**** DATA LINES

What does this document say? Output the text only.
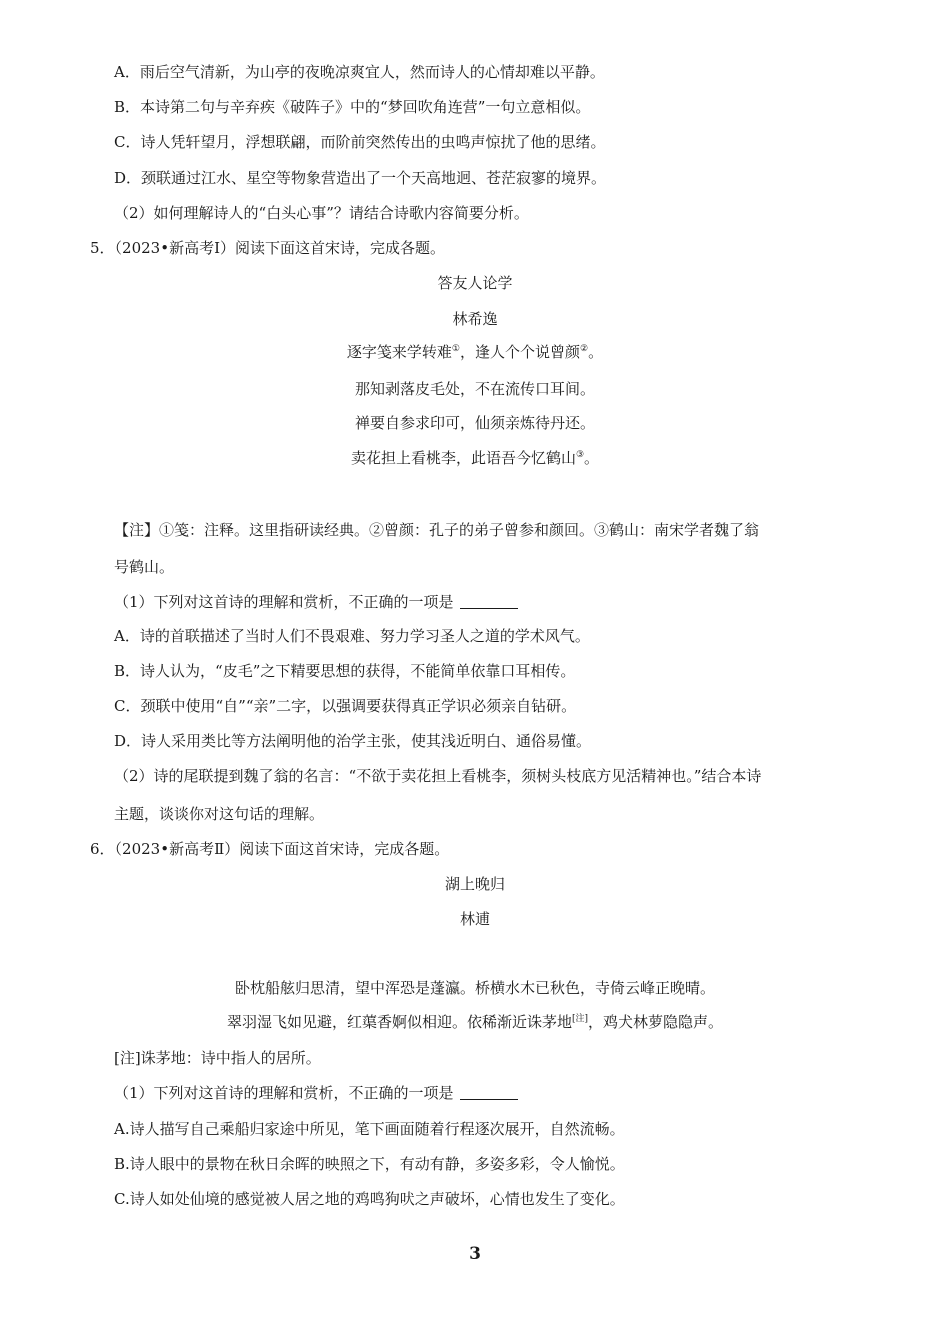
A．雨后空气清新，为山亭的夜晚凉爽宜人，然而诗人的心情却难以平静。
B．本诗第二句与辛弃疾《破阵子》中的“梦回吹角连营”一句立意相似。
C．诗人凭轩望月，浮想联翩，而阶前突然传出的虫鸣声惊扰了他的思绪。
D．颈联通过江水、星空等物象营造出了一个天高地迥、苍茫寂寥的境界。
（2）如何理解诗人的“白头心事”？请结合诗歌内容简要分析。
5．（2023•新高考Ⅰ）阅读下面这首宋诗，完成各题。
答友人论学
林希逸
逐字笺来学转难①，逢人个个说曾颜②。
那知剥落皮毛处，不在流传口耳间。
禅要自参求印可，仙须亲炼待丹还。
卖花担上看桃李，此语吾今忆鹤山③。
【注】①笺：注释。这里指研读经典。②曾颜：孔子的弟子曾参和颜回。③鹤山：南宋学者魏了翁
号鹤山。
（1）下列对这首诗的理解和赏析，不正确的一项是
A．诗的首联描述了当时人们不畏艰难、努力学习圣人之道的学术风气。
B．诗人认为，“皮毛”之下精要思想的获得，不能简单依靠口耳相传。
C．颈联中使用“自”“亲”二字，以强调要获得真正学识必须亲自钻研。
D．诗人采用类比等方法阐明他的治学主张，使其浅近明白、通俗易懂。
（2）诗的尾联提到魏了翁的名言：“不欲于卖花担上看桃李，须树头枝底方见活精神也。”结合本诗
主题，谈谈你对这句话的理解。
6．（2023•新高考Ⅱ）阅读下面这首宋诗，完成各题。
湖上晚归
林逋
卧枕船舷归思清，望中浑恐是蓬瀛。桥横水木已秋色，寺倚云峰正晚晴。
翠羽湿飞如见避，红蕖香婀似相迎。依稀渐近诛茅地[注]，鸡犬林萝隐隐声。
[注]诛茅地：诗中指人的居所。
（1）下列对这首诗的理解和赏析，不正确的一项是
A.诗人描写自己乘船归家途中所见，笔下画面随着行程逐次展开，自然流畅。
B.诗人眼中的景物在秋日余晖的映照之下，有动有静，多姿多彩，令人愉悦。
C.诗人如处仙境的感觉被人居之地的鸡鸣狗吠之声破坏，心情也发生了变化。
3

********
**** DATA LINES

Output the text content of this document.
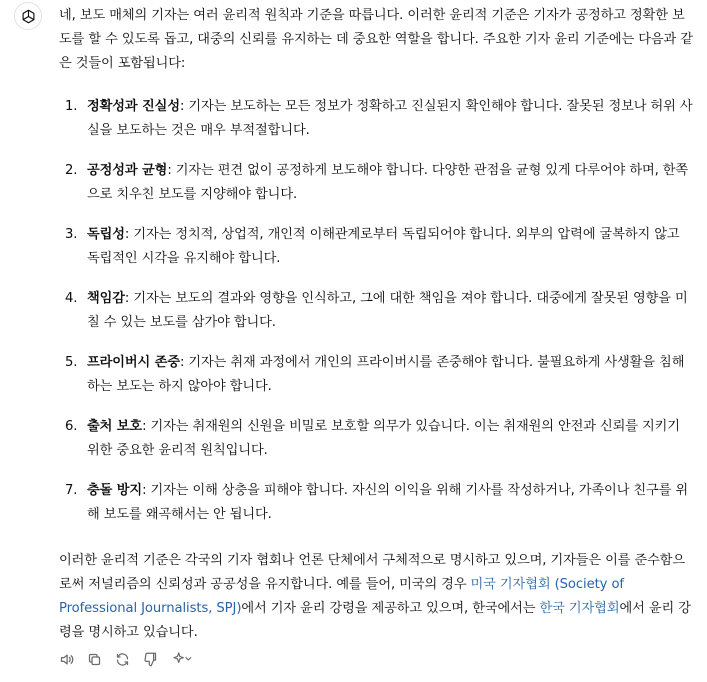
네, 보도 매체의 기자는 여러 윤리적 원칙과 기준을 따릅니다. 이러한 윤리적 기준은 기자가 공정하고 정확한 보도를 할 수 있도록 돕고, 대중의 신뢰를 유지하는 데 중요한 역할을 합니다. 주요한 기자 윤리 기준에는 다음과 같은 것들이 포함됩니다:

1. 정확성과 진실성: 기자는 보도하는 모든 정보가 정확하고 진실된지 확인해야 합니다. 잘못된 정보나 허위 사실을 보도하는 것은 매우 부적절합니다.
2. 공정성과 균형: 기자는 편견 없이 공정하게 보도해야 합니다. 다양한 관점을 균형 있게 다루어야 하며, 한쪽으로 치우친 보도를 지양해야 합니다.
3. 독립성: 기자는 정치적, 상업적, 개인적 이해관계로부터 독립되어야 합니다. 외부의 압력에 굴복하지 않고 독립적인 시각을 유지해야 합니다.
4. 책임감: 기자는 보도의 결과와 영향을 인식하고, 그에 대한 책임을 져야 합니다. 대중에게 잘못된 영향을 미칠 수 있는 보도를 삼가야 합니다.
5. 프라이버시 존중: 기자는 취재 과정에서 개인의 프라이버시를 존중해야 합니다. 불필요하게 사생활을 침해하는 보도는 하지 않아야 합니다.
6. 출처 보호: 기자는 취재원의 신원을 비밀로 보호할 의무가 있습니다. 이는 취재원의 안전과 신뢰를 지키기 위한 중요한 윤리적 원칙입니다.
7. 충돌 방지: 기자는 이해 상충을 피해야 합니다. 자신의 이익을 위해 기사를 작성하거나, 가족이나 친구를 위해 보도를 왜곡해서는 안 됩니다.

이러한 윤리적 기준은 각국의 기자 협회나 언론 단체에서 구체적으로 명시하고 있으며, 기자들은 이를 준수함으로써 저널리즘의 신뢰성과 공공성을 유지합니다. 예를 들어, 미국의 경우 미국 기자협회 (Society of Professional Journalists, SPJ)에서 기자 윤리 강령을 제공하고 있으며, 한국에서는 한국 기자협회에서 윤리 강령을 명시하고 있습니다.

********

# EXERCISE AIM
Work out how many lines of the data hold the string "text". Reply with that number alone.

# REPLY TO THE EXERCISE
2